*Data shown*

* * * * *

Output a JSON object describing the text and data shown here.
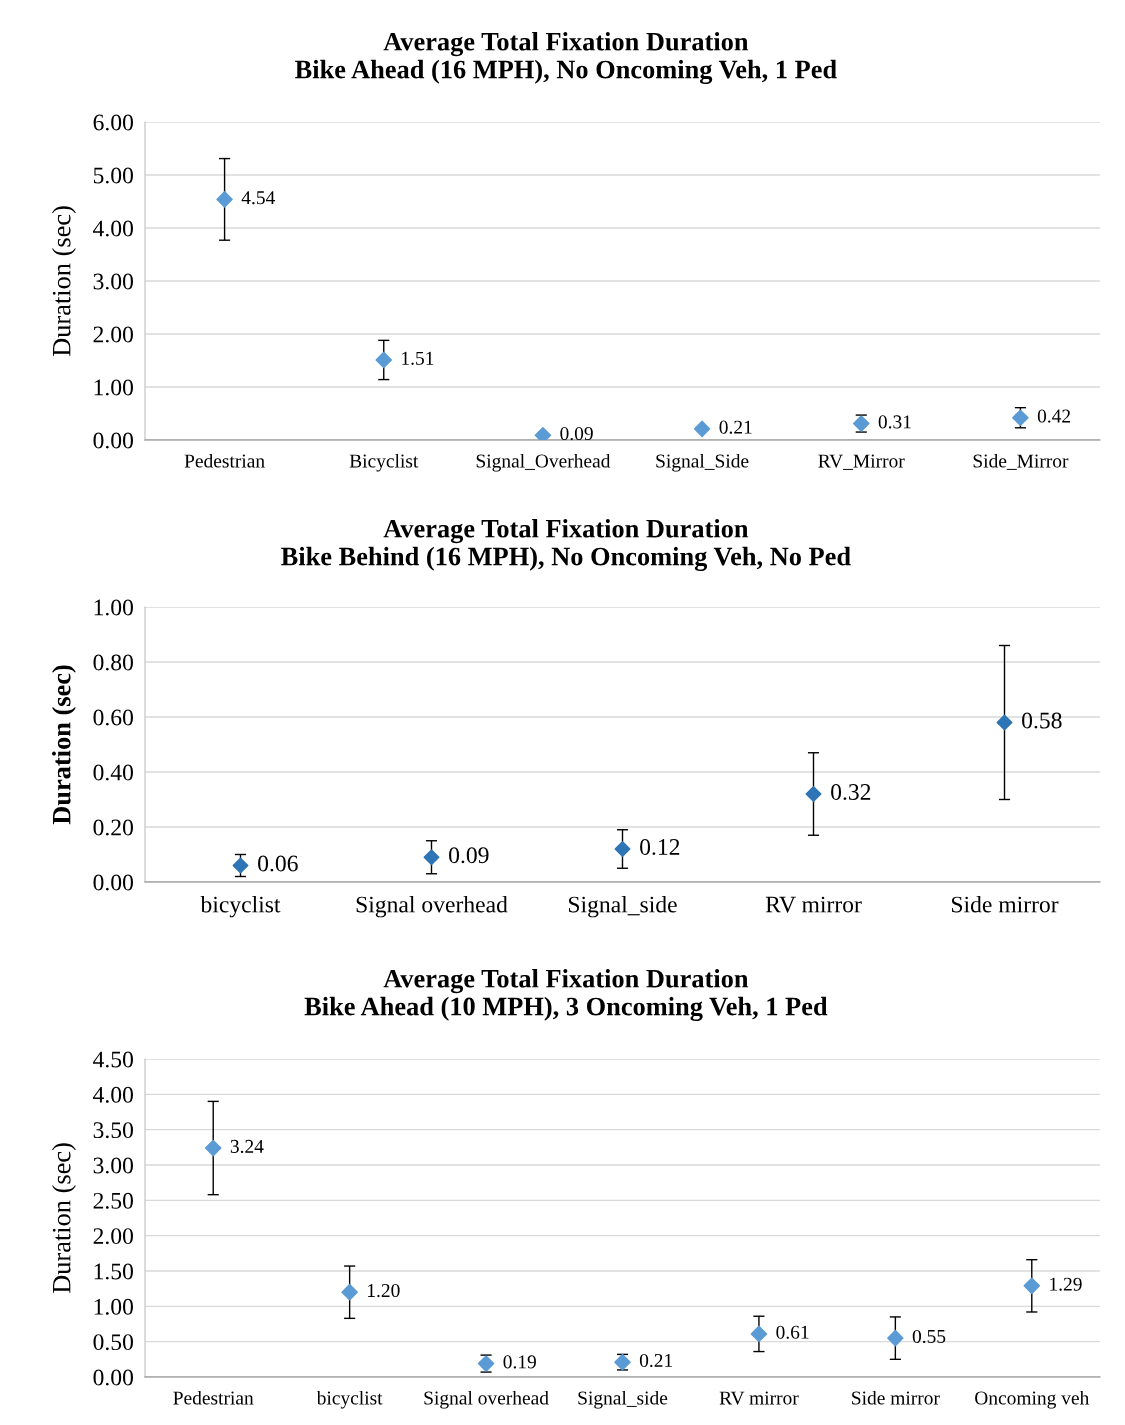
{
  "chart_data": [
    {
      "type": "scatter",
      "title": "Average Total Fixation Duration\nBike Ahead (16 MPH), No Oncoming Veh, 1 Ped",
      "ylabel": "Duration (sec)",
      "categories": [
        "Pedestrian",
        "Bicyclist",
        "Signal_Overhead",
        "Signal_Side",
        "RV_Mirror",
        "Side_Mirror"
      ],
      "values": [
        4.54,
        1.51,
        0.09,
        0.21,
        0.31,
        0.42
      ],
      "errors": [
        0.77,
        0.37,
        null,
        null,
        0.16,
        0.19
      ],
      "value_labels": [
        "4.54",
        "1.51",
        "0.09",
        "0.21",
        "0.31",
        "0.42"
      ],
      "color": "#5b9bd5",
      "marker": "diamond",
      "ylim": [
        0,
        6
      ],
      "yticks": [
        {
          "value": 0,
          "label": "0.00"
        },
        {
          "value": 1,
          "label": "1.00"
        },
        {
          "value": 2,
          "label": "2.00"
        },
        {
          "value": 3,
          "label": "3.00"
        },
        {
          "value": 4,
          "label": "4.00"
        },
        {
          "value": 5,
          "label": "5.00"
        },
        {
          "value": 6,
          "label": "6.00"
        }
      ],
      "grid": "y"
    },
    {
      "type": "scatter",
      "title": "Average Total Fixation Duration\nBike Behind (16 MPH), No Oncoming Veh, No Ped",
      "ylabel": "Duration (sec)",
      "categories": [
        "bicyclist",
        "Signal overhead",
        "Signal_side",
        "RV mirror",
        "Side mirror"
      ],
      "values": [
        0.06,
        0.09,
        0.12,
        0.32,
        0.58
      ],
      "errors": [
        0.04,
        0.06,
        0.07,
        0.15,
        0.28
      ],
      "value_labels": [
        "0.06",
        "0.09",
        "0.12",
        "0.32",
        "0.58"
      ],
      "color": "#2e75b6",
      "marker": "diamond",
      "ylim": [
        0,
        1
      ],
      "yticks": [
        {
          "value": 0,
          "label": "0.00"
        },
        {
          "value": 0.2,
          "label": "0.20"
        },
        {
          "value": 0.4,
          "label": "0.40"
        },
        {
          "value": 0.6,
          "label": "0.60"
        },
        {
          "value": 0.8,
          "label": "0.80"
        },
        {
          "value": 1,
          "label": "1.00"
        }
      ],
      "grid": "y"
    },
    {
      "type": "scatter",
      "title": "Average Total Fixation Duration\nBike Ahead (10 MPH), 3 Oncoming Veh, 1 Ped",
      "ylabel": "Duration (sec)",
      "categories": [
        "Pedestrian",
        "bicyclist",
        "Signal overhead",
        "Signal_side",
        "RV mirror",
        "Side mirror",
        "Oncoming veh"
      ],
      "values": [
        3.24,
        1.2,
        0.19,
        0.21,
        0.61,
        0.55,
        1.29
      ],
      "errors": [
        0.66,
        0.37,
        0.12,
        0.11,
        0.25,
        0.3,
        0.37
      ],
      "value_labels": [
        "3.24",
        "1.20",
        "0.19",
        "0.21",
        "0.61",
        "0.55",
        "1.29"
      ],
      "color": "#5b9bd5",
      "marker": "diamond",
      "ylim": [
        0,
        4.5
      ],
      "yticks": [
        {
          "value": 0,
          "label": "0.00"
        },
        {
          "value": 0.5,
          "label": "0.50"
        },
        {
          "value": 1,
          "label": "1.00"
        },
        {
          "value": 1.5,
          "label": "1.50"
        },
        {
          "value": 2,
          "label": "2.00"
        },
        {
          "value": 2.5,
          "label": "2.50"
        },
        {
          "value": 3,
          "label": "3.00"
        },
        {
          "value": 3.5,
          "label": "3.50"
        },
        {
          "value": 4,
          "label": "4.00"
        },
        {
          "value": 4.5,
          "label": "4.50"
        }
      ],
      "grid": "y"
    }
  ]
}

* * * * *

*Set exercise*
Print each line of the material above exactly, with the pictures removed from your copy.

*The response*
Output a JSON object describing the text and data shown here.
{
  "chart_data": [
    {
      "type": "scatter",
      "title": "Average Total Fixation Duration\nBike Ahead (16 MPH), No Oncoming Veh, 1 Ped",
      "ylabel": "Duration (sec)",
      "categories": [
        "Pedestrian",
        "Bicyclist",
        "Signal_Overhead",
        "Signal_Side",
        "RV_Mirror",
        "Side_Mirror"
      ],
      "values": [
        4.54,
        1.51,
        0.09,
        0.21,
        0.31,
        0.42
      ],
      "errors": [
        0.77,
        0.37,
        null,
        null,
        0.16,
        0.19
      ],
      "value_labels": [
        "4.54",
        "1.51",
        "0.09",
        "0.21",
        "0.31",
        "0.42"
      ],
      "color": "#5b9bd5",
      "marker": "diamond",
      "ylim": [
        0,
        6
      ],
      "yticks": [
        {
          "value": 0,
          "label": "0.00"
        },
        {
          "value": 1,
          "label": "1.00"
        },
        {
          "value": 2,
          "label": "2.00"
        },
        {
          "value": 3,
          "label": "3.00"
        },
        {
          "value": 4,
          "label": "4.00"
        },
        {
          "value": 5,
          "label": "5.00"
        },
        {
          "value": 6,
          "label": "6.00"
        }
      ],
      "grid": "y"
    },
    {
      "type": "scatter",
      "title": "Average Total Fixation Duration\nBike Behind (16 MPH), No Oncoming Veh, No Ped",
      "ylabel": "Duration (sec)",
      "categories": [
        "bicyclist",
        "Signal overhead",
        "Signal_side",
        "RV mirror",
        "Side mirror"
      ],
      "values": [
        0.06,
        0.09,
        0.12,
        0.32,
        0.58
      ],
      "errors": [
        0.04,
        0.06,
        0.07,
        0.15,
        0.28
      ],
      "value_labels": [
        "0.06",
        "0.09",
        "0.12",
        "0.32",
        "0.58"
      ],
      "color": "#2e75b6",
      "marker": "diamond",
      "ylim": [
        0,
        1
      ],
      "yticks": [
        {
          "value": 0,
          "label": "0.00"
        },
        {
          "value": 0.2,
          "label": "0.20"
        },
        {
          "value": 0.4,
          "label": "0.40"
        },
        {
          "value": 0.6,
          "label": "0.60"
        },
        {
          "value": 0.8,
          "label": "0.80"
        },
        {
          "value": 1,
          "label": "1.00"
        }
      ],
      "grid": "y"
    },
    {
      "type": "scatter",
      "title": "Average Total Fixation Duration\nBike Ahead (10 MPH), 3 Oncoming Veh, 1 Ped",
      "ylabel": "Duration (sec)",
      "categories": [
        "Pedestrian",
        "bicyclist",
        "Signal overhead",
        "Signal_side",
        "RV mirror",
        "Side mirror",
        "Oncoming veh"
      ],
      "values": [
        3.24,
        1.2,
        0.19,
        0.21,
        0.61,
        0.55,
        1.29
      ],
      "errors": [
        0.66,
        0.37,
        0.12,
        0.11,
        0.25,
        0.3,
        0.37
      ],
      "value_labels": [
        "3.24",
        "1.20",
        "0.19",
        "0.21",
        "0.61",
        "0.55",
        "1.29"
      ],
      "color": "#5b9bd5",
      "marker": "diamond",
      "ylim": [
        0,
        4.5
      ],
      "yticks": [
        {
          "value": 0,
          "label": "0.00"
        },
        {
          "value": 0.5,
          "label": "0.50"
        },
        {
          "value": 1,
          "label": "1.00"
        },
        {
          "value": 1.5,
          "label": "1.50"
        },
        {
          "value": 2,
          "label": "2.00"
        },
        {
          "value": 2.5,
          "label": "2.50"
        },
        {
          "value": 3,
          "label": "3.00"
        },
        {
          "value": 3.5,
          "label": "3.50"
        },
        {
          "value": 4,
          "label": "4.00"
        },
        {
          "value": 4.5,
          "label": "4.50"
        }
      ],
      "grid": "y"
    }
  ]
}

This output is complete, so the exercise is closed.